━━ Record list ━━

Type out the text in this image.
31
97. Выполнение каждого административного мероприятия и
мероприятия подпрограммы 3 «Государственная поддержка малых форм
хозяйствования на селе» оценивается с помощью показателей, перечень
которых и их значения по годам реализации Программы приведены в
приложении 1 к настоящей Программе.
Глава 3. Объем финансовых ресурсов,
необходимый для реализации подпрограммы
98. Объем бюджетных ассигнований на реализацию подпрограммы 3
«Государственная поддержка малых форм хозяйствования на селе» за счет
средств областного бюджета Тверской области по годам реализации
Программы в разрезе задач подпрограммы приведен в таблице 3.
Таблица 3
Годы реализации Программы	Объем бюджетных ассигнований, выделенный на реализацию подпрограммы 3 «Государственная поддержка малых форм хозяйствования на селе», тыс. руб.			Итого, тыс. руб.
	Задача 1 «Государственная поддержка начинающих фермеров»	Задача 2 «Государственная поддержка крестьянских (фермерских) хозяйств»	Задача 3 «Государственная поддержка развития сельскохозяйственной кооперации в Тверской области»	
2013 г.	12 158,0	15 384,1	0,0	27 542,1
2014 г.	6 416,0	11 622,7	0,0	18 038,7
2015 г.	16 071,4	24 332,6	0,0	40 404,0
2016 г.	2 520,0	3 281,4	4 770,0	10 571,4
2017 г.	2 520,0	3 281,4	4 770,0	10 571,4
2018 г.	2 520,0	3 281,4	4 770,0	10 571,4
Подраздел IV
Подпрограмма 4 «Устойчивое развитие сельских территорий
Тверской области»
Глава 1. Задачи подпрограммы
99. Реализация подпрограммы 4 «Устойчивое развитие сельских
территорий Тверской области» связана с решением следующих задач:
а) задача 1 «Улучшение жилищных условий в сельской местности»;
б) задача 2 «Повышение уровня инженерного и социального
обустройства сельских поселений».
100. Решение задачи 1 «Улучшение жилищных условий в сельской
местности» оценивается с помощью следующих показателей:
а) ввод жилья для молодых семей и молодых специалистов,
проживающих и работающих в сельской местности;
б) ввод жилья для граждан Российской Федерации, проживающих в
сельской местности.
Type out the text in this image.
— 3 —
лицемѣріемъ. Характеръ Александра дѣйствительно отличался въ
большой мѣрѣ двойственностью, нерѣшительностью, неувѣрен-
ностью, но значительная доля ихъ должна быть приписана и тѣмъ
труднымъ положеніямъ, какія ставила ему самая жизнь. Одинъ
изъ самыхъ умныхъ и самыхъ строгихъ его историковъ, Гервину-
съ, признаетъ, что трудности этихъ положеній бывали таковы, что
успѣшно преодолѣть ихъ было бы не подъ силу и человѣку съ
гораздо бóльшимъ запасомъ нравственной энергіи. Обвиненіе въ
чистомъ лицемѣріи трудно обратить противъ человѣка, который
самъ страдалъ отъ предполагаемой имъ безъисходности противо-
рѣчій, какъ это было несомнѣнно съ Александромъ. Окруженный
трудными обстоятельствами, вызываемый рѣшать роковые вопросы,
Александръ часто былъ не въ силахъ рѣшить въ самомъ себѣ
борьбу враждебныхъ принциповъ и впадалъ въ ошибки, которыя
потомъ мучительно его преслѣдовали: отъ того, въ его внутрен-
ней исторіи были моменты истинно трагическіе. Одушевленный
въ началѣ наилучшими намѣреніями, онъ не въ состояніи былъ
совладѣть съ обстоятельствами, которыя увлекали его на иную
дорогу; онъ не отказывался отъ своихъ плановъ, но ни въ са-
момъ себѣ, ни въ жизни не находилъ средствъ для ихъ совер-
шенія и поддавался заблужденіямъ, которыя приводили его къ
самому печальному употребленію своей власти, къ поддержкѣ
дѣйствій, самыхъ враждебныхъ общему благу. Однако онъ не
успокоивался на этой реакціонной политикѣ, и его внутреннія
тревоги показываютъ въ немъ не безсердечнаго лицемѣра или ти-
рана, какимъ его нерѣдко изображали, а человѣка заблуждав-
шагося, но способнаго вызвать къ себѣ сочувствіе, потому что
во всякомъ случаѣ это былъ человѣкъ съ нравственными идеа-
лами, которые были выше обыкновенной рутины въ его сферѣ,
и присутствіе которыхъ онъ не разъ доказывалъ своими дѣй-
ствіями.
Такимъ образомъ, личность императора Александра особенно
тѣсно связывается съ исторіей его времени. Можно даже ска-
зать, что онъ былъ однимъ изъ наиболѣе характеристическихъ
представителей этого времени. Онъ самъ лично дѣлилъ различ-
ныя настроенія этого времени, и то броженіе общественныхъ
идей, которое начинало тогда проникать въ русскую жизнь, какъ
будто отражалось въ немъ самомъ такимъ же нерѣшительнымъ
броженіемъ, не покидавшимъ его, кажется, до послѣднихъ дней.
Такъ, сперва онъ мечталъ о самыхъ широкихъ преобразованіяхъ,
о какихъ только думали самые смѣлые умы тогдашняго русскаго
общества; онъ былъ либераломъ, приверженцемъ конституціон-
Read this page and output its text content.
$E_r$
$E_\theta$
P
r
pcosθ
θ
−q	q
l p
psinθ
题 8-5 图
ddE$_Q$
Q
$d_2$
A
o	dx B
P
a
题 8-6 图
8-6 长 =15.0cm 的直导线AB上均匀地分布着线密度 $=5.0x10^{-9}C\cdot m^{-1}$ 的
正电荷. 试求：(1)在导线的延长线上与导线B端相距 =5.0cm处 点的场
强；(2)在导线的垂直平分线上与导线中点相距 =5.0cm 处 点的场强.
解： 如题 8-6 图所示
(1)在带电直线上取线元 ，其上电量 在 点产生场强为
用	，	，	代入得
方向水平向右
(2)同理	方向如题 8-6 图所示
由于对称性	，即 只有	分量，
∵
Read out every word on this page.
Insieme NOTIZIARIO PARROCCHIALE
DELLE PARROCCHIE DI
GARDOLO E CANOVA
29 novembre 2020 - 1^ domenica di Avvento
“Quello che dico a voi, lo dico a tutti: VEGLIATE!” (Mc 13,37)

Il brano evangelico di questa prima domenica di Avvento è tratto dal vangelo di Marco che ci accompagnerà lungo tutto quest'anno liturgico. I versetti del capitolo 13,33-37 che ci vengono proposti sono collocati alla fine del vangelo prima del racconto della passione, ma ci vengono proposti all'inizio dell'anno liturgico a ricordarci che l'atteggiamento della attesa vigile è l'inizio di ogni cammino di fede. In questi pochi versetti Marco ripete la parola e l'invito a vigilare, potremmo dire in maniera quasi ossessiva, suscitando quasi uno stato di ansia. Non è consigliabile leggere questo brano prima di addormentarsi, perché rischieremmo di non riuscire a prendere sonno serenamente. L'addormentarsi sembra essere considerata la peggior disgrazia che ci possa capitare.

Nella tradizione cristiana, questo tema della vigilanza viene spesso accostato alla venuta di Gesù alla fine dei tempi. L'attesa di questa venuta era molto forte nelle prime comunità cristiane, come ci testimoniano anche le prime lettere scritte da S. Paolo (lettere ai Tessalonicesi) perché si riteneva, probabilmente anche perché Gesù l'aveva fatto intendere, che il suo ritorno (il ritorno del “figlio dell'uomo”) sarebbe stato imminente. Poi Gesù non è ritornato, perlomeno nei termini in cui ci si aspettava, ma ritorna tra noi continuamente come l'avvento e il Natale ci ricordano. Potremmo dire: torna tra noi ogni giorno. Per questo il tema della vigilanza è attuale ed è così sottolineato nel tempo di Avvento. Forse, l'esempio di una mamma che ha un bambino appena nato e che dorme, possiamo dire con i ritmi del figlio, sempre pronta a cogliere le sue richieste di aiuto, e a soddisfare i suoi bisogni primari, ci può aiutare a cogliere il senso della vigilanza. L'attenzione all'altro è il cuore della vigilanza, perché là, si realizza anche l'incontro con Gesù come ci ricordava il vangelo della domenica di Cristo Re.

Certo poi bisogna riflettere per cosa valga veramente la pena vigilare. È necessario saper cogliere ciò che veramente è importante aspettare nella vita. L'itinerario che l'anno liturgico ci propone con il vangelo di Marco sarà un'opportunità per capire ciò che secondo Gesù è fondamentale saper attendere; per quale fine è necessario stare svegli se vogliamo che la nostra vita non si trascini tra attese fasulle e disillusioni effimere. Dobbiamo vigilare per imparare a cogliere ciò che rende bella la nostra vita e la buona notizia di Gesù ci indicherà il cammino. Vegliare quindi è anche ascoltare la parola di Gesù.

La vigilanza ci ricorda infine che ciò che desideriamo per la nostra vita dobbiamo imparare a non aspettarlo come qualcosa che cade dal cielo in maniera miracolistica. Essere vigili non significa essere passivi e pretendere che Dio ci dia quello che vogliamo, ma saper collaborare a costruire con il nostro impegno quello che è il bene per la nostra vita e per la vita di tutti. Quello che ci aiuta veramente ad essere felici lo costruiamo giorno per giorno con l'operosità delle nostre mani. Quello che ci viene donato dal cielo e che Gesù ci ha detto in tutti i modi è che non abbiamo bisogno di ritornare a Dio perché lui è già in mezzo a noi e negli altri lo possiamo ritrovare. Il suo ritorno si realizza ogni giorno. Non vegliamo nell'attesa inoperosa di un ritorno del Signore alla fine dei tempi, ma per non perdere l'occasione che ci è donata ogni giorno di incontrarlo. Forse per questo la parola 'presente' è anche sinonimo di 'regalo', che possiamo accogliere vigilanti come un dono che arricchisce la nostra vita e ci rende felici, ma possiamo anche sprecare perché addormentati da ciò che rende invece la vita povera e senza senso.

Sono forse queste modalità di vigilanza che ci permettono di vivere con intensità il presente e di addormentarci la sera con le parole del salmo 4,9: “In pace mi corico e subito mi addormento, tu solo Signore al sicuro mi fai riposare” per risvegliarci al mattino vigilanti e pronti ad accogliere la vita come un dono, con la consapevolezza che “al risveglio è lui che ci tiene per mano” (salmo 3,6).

━━━

▶ Instruction:
Show all lines from the records above where the word "Тверской" occurs.

▶ Written response:
средств областного бюджета Тверской области по годам реализации
	Задача 1 «Государственная поддержка начинающих фермеров»	Задача 2 «Государственная поддержка крестьянских (фермерских) хозяйств»	Задача 3 «Государственная поддержка развития сельскохозяйственной кооперации в Тверской области»	
Тверской области»
территорий Тверской области» связана с решением следующих задач:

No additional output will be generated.